Extracted data:
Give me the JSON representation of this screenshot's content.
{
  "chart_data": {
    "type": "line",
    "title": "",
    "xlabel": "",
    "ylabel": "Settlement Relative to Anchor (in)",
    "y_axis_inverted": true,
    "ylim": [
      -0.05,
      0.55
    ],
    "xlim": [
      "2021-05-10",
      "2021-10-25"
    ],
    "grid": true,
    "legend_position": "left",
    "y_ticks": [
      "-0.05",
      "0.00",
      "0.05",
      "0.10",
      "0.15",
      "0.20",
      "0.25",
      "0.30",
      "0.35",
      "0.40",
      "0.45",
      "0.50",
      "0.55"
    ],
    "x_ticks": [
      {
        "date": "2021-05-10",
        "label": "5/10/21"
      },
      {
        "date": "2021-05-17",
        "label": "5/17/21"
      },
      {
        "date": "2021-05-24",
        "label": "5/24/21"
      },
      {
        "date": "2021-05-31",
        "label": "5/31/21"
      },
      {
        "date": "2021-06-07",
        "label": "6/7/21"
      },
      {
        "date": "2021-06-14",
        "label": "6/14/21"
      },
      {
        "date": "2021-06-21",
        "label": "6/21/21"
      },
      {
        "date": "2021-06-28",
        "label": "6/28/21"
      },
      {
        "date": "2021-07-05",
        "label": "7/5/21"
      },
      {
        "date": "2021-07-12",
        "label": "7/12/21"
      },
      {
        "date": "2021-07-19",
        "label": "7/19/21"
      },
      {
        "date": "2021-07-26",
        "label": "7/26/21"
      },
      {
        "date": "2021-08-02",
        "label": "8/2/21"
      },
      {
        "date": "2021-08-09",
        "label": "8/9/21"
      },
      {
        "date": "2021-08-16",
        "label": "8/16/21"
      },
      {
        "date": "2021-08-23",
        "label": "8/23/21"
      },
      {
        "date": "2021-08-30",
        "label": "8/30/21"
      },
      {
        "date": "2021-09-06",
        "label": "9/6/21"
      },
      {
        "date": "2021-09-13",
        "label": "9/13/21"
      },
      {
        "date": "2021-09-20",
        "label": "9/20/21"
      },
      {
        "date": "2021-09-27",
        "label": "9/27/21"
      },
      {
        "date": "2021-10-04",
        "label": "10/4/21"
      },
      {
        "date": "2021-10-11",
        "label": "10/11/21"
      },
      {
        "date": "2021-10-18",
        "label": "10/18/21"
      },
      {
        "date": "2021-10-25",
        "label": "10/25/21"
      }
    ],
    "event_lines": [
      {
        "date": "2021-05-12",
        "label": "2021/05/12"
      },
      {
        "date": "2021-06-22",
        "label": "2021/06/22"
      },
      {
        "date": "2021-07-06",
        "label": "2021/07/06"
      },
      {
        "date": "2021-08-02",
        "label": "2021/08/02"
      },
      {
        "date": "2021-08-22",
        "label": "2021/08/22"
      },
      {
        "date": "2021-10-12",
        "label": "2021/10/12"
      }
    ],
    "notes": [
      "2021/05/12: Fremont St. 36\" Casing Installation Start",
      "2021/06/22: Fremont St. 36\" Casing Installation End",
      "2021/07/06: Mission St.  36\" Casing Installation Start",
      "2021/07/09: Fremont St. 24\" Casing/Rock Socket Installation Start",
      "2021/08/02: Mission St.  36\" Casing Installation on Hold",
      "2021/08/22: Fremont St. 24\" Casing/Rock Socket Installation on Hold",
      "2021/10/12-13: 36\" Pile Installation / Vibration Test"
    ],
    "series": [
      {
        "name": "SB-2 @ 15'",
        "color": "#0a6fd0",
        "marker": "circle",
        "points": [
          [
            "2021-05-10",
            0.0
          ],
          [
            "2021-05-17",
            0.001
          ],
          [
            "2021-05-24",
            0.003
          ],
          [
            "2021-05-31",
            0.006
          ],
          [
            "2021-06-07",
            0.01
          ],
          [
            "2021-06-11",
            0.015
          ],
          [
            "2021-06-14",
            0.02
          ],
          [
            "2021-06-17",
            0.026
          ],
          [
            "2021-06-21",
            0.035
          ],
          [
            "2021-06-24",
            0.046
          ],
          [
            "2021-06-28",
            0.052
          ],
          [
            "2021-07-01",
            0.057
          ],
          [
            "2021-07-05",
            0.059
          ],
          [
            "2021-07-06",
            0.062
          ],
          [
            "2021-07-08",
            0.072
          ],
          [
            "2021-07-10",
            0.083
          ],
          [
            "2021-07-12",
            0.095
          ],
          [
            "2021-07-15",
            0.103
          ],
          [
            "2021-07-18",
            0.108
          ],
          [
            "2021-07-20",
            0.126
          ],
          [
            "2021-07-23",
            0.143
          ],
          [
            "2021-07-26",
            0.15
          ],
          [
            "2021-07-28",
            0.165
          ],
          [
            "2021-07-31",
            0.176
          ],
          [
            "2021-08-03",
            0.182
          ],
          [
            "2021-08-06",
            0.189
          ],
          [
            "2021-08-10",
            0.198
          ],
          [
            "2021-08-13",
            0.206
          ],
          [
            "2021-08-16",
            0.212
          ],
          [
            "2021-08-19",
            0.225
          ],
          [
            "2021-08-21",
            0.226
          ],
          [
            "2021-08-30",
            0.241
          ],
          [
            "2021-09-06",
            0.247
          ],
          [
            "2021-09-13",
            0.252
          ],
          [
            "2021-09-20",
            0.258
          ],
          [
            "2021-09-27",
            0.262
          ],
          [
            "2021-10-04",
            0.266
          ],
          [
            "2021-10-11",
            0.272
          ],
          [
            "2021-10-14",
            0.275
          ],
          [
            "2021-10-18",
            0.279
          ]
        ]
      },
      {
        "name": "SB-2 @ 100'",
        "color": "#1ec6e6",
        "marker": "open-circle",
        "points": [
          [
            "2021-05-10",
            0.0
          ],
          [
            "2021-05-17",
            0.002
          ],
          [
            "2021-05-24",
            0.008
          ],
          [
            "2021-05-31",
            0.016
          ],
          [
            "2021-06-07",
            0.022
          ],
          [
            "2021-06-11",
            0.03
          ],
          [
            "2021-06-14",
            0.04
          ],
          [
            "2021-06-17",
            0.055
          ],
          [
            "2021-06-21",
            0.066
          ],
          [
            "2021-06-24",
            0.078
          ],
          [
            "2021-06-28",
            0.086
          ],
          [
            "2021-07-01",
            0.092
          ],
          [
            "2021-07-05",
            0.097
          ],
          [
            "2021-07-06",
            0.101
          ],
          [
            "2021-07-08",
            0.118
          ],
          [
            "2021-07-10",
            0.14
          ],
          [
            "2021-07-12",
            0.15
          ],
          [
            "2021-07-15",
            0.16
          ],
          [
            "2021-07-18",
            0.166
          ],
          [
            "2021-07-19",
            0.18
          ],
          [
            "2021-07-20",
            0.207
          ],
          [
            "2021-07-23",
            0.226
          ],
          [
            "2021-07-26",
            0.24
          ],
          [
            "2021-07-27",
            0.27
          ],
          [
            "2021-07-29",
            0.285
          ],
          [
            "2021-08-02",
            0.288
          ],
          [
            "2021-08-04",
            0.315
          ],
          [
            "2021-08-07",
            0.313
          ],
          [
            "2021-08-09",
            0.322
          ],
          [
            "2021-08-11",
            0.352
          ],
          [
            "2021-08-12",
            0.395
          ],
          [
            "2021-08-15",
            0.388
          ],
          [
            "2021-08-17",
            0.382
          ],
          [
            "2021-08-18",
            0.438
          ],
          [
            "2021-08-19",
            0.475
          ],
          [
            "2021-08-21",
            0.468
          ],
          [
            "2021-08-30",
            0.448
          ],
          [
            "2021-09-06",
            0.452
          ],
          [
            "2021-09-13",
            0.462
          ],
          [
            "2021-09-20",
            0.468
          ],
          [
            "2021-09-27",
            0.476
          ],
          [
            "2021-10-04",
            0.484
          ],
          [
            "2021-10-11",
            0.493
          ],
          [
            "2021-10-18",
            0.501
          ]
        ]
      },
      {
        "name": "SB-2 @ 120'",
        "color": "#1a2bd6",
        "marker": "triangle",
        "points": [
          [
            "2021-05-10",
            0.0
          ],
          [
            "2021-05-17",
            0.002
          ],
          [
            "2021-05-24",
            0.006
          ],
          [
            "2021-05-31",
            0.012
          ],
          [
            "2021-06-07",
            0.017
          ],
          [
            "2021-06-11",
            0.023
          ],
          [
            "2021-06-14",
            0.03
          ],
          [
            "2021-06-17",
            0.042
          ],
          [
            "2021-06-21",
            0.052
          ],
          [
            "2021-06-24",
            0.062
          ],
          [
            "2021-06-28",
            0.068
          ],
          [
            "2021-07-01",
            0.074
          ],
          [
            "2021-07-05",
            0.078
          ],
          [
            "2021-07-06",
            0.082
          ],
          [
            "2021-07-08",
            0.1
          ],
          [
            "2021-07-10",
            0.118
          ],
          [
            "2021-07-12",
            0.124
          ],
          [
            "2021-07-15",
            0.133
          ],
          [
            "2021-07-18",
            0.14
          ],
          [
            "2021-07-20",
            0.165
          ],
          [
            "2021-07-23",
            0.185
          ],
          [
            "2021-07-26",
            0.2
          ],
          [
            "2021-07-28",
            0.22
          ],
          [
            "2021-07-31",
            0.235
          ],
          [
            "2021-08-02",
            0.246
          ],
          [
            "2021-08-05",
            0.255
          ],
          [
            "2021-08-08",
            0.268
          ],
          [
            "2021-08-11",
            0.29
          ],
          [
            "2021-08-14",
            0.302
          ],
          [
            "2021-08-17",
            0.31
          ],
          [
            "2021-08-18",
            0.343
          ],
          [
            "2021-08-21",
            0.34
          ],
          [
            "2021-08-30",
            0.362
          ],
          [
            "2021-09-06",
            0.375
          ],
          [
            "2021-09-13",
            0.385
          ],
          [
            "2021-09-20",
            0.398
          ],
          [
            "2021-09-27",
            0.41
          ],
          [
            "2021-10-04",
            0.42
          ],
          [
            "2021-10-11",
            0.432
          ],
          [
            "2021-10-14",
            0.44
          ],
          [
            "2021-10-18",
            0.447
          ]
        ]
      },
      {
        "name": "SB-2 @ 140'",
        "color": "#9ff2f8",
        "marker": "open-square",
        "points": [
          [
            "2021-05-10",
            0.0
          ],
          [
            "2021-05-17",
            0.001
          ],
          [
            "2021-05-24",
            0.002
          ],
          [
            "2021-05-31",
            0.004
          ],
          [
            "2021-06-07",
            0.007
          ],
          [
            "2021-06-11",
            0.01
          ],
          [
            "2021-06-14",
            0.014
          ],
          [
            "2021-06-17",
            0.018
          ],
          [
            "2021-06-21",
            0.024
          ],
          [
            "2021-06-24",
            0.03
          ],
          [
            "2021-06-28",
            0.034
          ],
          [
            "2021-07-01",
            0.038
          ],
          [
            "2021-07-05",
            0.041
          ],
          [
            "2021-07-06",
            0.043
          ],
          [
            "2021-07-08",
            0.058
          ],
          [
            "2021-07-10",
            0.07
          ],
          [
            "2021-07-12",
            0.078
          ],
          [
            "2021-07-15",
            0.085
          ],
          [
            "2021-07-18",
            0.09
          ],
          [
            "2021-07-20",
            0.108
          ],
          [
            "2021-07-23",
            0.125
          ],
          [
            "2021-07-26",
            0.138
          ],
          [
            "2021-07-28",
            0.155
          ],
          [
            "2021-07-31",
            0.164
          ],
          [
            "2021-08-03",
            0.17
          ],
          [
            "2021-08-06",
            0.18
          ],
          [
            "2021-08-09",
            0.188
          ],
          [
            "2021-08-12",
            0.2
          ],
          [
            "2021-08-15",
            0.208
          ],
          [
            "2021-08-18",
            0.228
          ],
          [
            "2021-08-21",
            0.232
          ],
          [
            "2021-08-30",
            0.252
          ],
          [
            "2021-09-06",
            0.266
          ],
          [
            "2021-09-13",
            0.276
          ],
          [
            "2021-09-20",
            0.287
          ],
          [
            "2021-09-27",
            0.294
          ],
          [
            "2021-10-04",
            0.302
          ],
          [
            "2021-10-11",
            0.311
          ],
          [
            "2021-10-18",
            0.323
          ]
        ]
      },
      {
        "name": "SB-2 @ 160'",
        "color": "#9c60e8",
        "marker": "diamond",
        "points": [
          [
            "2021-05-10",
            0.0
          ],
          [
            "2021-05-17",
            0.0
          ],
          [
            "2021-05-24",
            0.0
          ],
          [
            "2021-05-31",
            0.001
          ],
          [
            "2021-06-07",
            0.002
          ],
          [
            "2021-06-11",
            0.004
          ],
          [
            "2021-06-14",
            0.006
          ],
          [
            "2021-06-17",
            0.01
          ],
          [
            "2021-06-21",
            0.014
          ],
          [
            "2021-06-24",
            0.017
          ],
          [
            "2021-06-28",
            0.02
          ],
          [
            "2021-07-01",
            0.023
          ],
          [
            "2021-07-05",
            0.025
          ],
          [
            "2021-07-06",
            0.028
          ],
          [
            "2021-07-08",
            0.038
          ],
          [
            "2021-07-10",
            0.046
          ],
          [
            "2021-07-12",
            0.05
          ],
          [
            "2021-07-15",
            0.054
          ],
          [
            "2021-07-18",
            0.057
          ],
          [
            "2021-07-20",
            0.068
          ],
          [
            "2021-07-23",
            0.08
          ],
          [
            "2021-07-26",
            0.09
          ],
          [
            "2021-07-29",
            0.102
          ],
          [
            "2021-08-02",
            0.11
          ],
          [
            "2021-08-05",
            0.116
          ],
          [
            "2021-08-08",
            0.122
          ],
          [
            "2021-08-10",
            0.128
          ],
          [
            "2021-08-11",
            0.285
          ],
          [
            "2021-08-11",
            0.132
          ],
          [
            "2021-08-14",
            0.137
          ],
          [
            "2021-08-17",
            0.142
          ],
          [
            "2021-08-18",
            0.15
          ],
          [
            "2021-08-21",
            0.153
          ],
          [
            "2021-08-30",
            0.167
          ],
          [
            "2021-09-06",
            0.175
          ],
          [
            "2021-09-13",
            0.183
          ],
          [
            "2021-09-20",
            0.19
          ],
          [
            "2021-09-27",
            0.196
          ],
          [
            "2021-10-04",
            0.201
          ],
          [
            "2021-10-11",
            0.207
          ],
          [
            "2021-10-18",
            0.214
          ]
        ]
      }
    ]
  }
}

What this task involves:
Extract every line above that contains the word "open".

Result:
        "marker": "open-circle",
        "marker": "open-square",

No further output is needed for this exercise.